### TASK BRIEF
From the entries below, copy every line that holds the word "ylabel".
+++ MATERIAL FOR THE TASK
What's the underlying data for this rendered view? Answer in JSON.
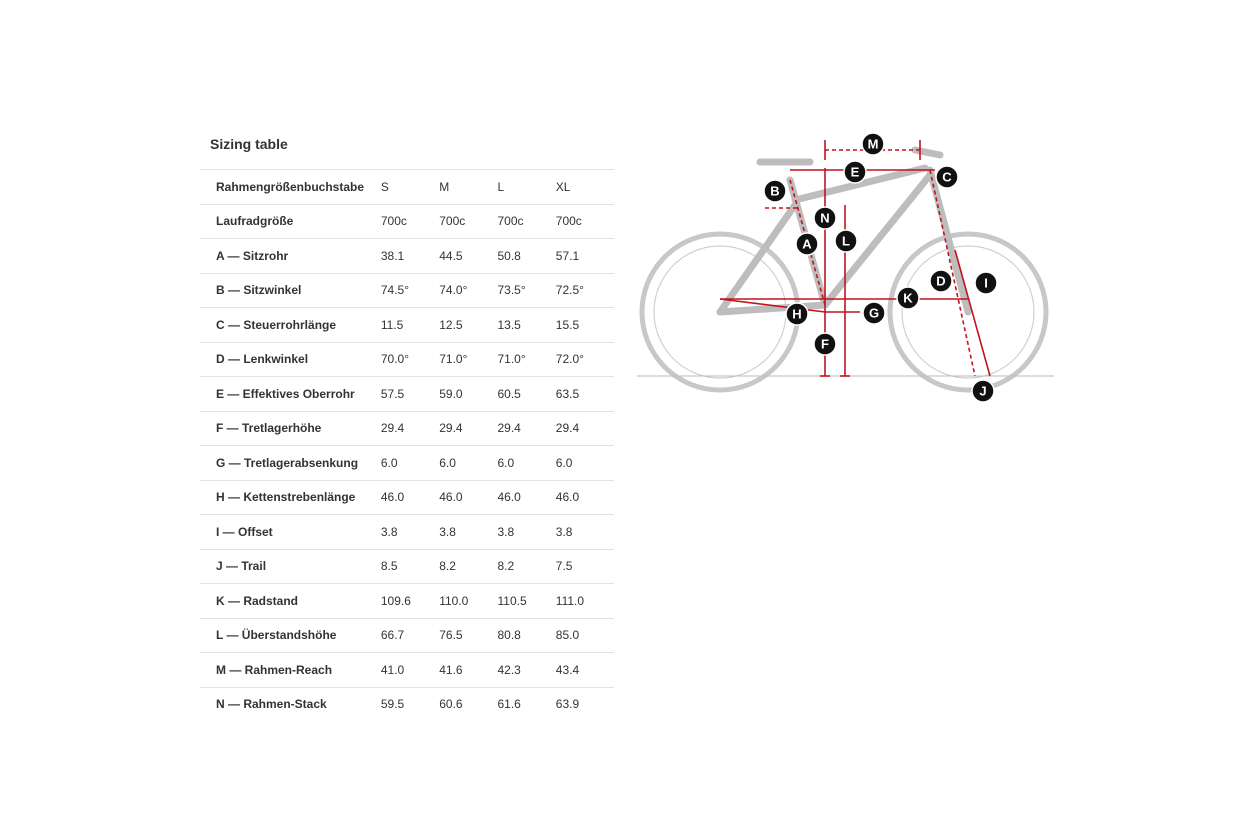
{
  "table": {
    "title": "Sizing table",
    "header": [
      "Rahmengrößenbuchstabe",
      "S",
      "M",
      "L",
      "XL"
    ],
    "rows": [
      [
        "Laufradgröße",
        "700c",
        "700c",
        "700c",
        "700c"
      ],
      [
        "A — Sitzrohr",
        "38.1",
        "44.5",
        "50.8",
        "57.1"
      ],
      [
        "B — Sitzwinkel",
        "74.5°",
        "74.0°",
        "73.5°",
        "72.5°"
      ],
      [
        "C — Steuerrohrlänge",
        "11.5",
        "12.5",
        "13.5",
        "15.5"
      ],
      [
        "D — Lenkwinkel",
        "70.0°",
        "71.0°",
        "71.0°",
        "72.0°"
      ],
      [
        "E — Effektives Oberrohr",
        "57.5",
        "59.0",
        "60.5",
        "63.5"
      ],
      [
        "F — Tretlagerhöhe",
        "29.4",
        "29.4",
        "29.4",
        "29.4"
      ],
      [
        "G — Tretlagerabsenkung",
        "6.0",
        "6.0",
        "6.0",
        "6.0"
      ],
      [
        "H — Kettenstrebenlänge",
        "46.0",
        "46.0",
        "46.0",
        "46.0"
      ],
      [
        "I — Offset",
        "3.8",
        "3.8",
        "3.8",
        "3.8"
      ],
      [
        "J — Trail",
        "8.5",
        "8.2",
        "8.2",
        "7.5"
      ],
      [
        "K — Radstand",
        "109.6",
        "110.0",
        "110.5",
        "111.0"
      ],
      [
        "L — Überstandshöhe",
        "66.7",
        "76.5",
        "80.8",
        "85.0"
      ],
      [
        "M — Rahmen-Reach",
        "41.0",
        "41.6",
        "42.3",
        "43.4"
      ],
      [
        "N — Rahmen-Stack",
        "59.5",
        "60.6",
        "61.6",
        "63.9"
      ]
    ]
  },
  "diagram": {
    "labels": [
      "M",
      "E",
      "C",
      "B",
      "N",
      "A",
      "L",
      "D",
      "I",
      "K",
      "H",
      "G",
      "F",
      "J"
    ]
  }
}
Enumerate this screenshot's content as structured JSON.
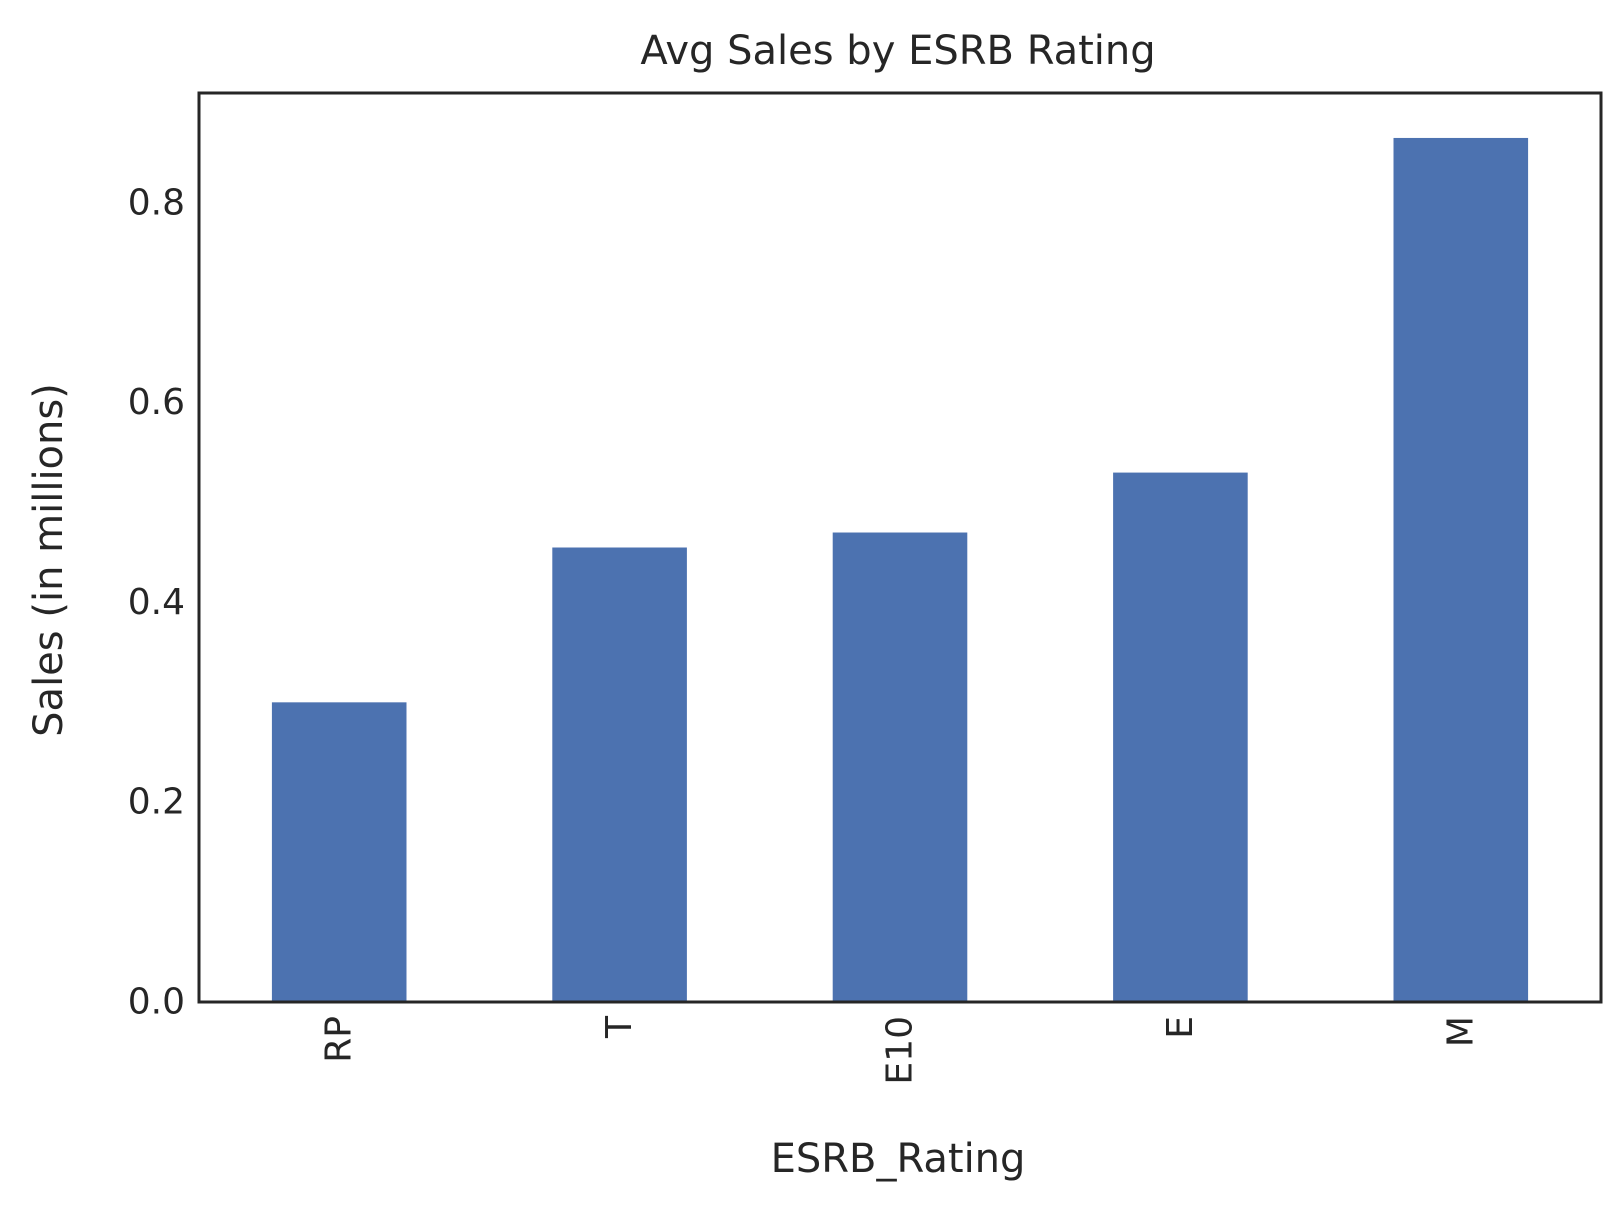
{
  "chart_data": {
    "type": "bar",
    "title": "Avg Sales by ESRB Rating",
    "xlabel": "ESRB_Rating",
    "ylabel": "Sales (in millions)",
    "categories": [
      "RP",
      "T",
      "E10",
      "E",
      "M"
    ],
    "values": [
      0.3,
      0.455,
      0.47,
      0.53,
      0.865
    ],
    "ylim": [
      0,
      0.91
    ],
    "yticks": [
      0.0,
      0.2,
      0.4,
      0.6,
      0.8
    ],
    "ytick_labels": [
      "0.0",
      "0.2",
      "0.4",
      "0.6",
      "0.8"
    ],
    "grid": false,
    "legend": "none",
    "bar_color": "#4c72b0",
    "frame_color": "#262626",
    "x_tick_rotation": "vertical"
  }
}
++++++
+++ MATERIAL FOR THE TASK
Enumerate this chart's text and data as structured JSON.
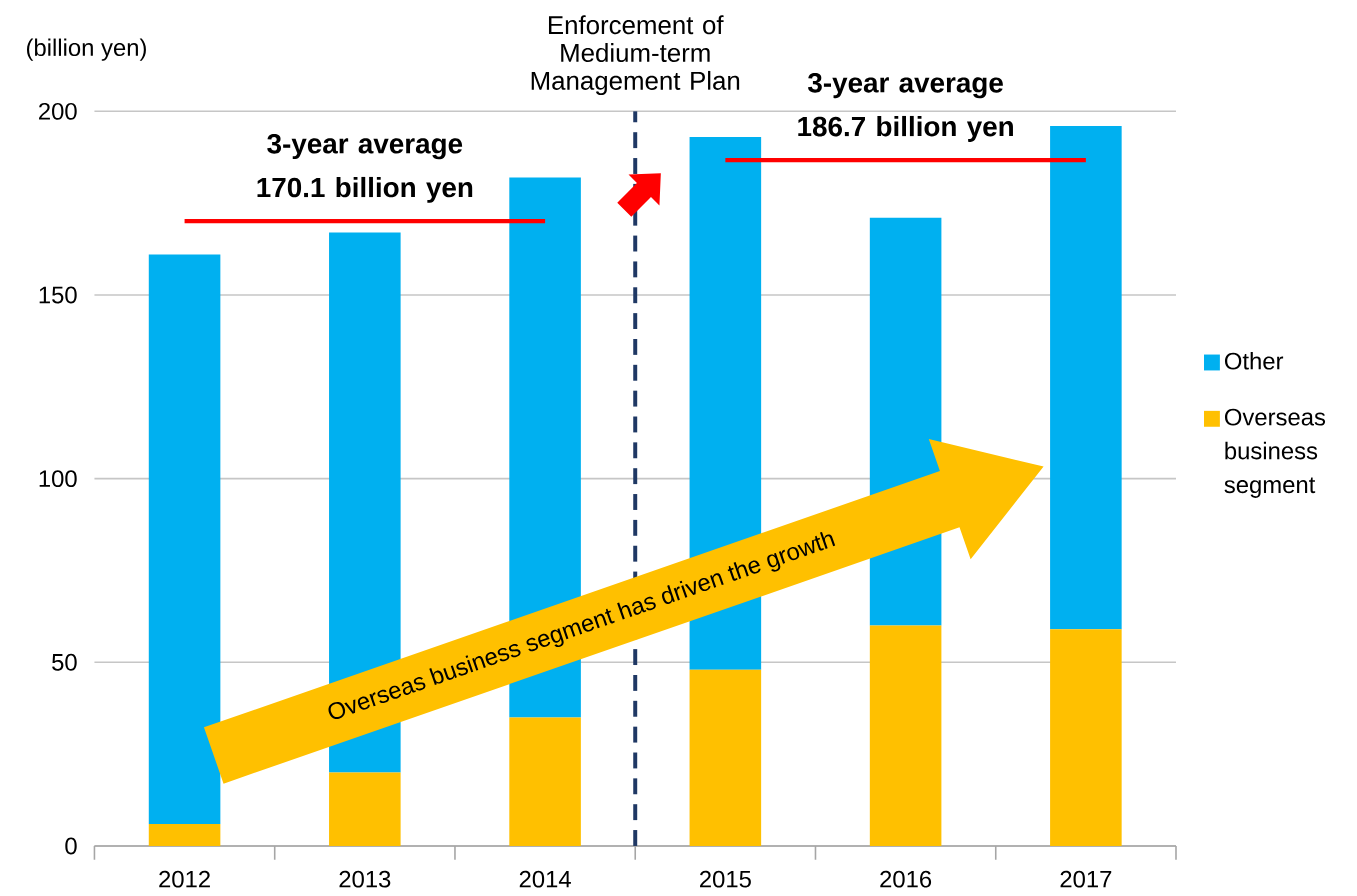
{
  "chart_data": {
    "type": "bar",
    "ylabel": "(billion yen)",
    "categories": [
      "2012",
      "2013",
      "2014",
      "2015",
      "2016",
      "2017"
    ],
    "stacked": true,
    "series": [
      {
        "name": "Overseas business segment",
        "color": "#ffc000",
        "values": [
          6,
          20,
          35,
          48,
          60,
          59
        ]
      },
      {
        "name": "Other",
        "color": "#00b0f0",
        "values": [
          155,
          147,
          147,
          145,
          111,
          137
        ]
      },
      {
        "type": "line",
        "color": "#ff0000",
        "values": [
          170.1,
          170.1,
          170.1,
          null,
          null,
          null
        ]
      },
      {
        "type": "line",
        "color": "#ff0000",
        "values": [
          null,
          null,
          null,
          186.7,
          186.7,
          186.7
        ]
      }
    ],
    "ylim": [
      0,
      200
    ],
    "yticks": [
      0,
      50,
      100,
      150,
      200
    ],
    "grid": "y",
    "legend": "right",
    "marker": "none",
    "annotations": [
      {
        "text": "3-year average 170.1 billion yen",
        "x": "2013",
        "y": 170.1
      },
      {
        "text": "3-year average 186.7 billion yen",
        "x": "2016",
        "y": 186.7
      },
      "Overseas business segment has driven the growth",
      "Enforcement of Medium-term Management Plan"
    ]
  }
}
++++++
### RESULT FOR THIS EXERCISE
    "ylabel": "Sales (in millions)",
    "ylabel": "(billion yen)",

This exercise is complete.